Exercise input>
+--

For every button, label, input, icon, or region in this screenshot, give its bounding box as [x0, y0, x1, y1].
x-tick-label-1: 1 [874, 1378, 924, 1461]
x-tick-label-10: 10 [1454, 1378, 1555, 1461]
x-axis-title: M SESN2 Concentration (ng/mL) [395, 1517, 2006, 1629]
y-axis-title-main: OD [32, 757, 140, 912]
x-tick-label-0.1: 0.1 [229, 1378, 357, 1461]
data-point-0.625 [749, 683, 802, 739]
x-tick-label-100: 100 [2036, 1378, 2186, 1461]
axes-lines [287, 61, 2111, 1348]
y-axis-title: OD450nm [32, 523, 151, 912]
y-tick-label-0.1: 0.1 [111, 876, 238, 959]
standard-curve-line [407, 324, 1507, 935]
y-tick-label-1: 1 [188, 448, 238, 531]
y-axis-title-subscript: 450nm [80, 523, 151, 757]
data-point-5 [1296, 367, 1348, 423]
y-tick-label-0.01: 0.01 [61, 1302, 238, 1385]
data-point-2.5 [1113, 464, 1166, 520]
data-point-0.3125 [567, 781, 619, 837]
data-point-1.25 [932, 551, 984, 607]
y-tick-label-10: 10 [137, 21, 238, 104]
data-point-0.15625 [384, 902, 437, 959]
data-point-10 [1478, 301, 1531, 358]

+--

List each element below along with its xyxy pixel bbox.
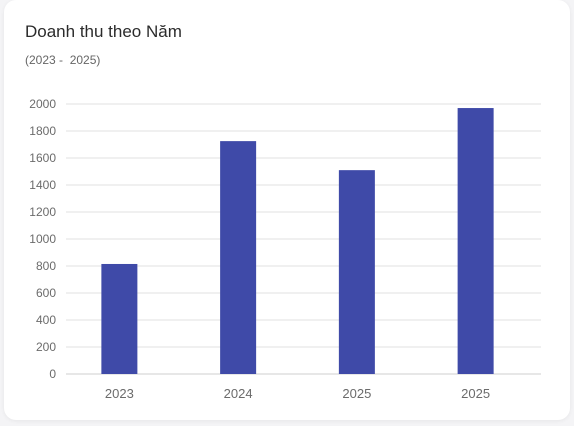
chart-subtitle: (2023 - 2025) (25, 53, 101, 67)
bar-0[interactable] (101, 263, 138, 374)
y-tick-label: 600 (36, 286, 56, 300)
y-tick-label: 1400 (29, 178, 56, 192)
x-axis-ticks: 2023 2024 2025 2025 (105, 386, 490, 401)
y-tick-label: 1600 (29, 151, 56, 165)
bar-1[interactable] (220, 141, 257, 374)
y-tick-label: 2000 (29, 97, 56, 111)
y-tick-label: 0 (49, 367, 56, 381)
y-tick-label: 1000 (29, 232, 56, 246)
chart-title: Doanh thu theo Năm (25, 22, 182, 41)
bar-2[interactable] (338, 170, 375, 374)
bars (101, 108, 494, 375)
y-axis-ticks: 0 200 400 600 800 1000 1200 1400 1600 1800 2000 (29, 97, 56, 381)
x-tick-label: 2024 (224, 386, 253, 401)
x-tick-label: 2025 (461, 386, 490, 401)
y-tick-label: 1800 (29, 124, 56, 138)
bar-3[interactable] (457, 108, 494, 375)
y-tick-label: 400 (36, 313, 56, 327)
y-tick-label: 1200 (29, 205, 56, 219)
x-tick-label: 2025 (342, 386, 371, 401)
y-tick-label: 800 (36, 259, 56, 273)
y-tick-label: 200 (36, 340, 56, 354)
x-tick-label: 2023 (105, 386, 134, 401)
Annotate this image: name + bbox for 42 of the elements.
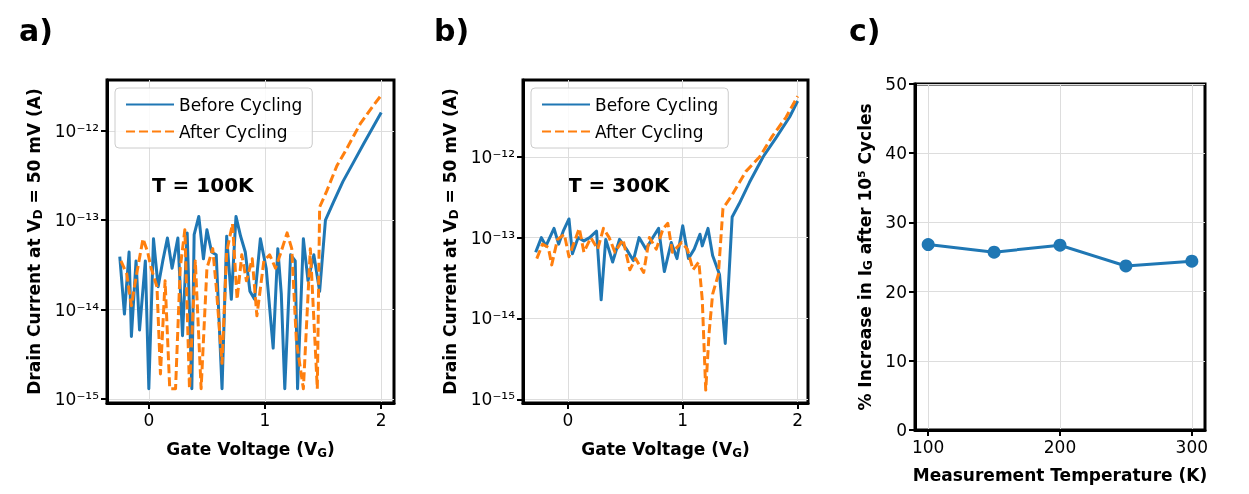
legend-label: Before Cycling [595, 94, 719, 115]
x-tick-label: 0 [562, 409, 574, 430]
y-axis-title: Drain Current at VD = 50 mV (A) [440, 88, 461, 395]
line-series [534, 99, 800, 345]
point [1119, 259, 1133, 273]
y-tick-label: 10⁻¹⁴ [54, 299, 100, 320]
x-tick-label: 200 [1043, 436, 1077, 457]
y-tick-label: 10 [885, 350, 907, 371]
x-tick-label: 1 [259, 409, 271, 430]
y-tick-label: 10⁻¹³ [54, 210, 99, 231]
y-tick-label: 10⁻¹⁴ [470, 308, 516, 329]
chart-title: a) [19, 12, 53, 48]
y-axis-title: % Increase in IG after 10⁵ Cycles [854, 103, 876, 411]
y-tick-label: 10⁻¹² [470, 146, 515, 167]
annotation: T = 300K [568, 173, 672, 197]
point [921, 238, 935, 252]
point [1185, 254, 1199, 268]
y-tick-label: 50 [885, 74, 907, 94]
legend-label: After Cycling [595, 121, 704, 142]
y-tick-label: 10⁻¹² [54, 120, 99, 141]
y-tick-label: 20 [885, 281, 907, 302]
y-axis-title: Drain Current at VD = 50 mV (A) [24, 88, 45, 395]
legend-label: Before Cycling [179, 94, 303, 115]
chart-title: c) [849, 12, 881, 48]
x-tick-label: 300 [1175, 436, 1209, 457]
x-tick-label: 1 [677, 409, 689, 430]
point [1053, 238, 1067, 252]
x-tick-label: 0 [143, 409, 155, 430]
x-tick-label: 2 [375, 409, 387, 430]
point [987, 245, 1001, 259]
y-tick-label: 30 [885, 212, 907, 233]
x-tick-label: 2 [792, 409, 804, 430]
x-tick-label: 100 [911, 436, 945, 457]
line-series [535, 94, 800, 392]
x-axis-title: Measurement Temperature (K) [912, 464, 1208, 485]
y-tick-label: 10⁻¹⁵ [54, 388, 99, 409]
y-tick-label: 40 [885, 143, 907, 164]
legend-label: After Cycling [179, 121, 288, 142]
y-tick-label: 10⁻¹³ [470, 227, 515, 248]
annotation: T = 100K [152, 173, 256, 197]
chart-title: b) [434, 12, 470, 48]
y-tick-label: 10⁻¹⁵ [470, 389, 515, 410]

+--

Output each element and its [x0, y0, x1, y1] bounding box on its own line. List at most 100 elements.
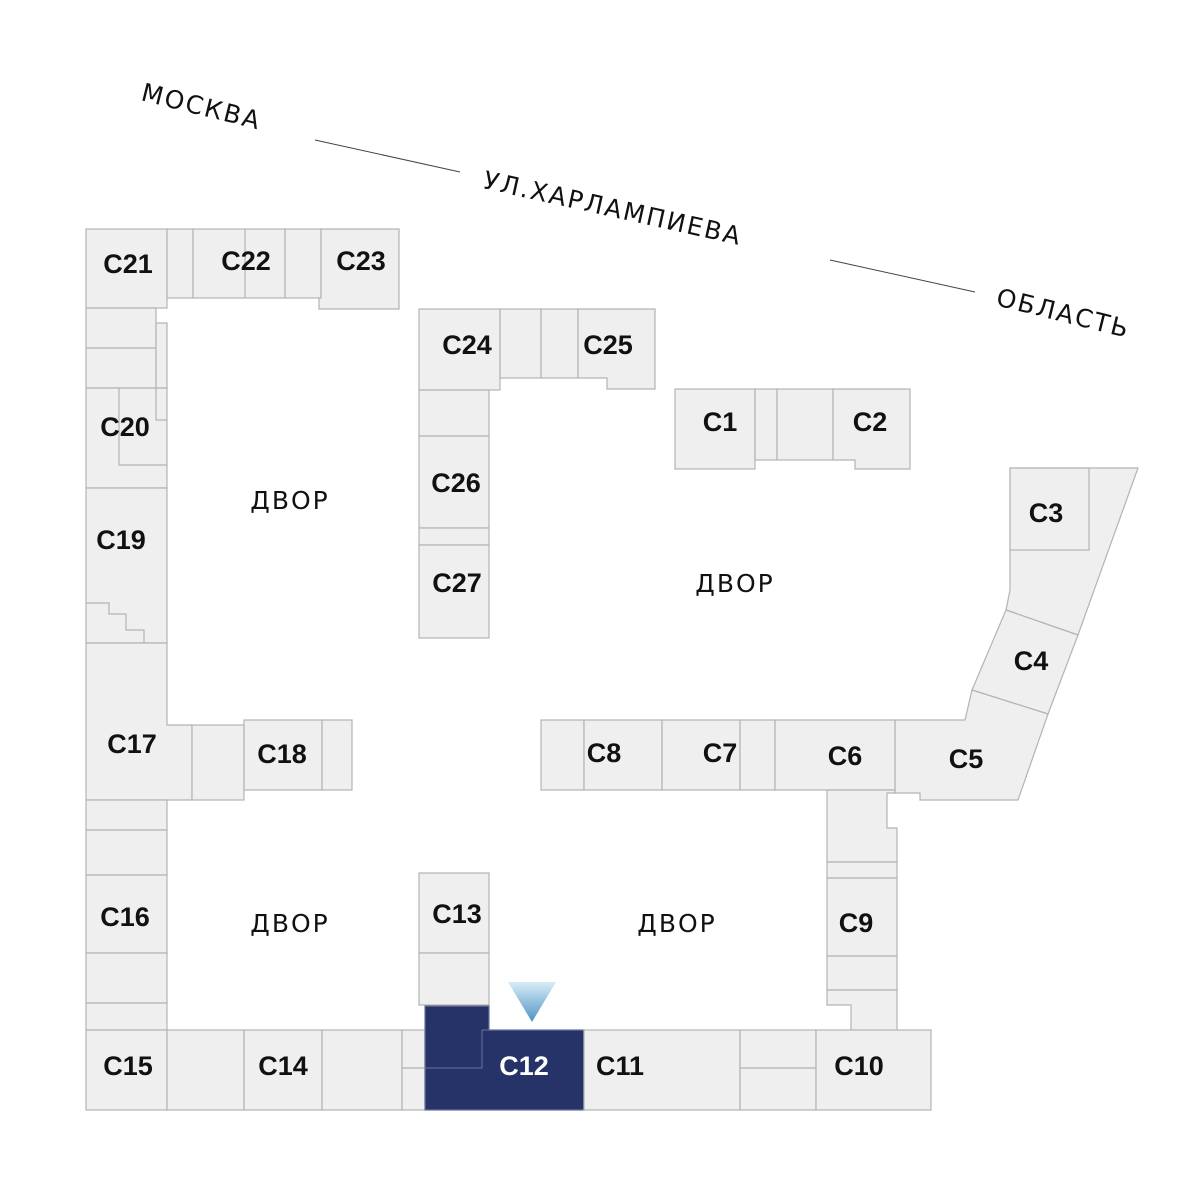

+--

Work instructions>
Copy the data word for word, from the line containing "Annotate this image: name" through the line containing "legend-label: Before Cycling [179, 94, 303, 115]". Leave out the picture.

Output for this task>
Annotate this image: name + bbox for 42 of the elements.
legend-label: Before Cycling [595, 94, 719, 115]
x-tick-label: 0 [562, 409, 574, 430]
y-axis-title: Drain Current at VD = 50 mV (A) [440, 88, 461, 395]
line-series [534, 99, 800, 345]
point [1119, 259, 1133, 273]
y-tick-label: 10⁻¹⁴ [54, 299, 100, 320]
x-tick-label: 200 [1043, 436, 1077, 457]
y-tick-label: 10 [885, 350, 907, 371]
x-tick-label: 1 [259, 409, 271, 430]
y-tick-label: 10⁻¹³ [54, 210, 99, 231]
y-tick-label: 10⁻¹⁴ [470, 308, 516, 329]
chart-title: a) [19, 12, 53, 48]
y-axis-title: % Increase in IG after 10⁵ Cycles [854, 103, 876, 411]
y-tick-label: 10⁻¹² [470, 146, 515, 167]
annotation: T = 300K [568, 173, 672, 197]
point [921, 238, 935, 252]
point [1185, 254, 1199, 268]
y-tick-label: 50 [885, 74, 907, 94]
legend-label: After Cycling [595, 121, 704, 142]
y-tick-label: 10⁻¹² [54, 120, 99, 141]
y-tick-label: 20 [885, 281, 907, 302]
y-axis-title: Drain Current at VD = 50 mV (A) [24, 88, 45, 395]
legend-label: Before Cycling [179, 94, 303, 115]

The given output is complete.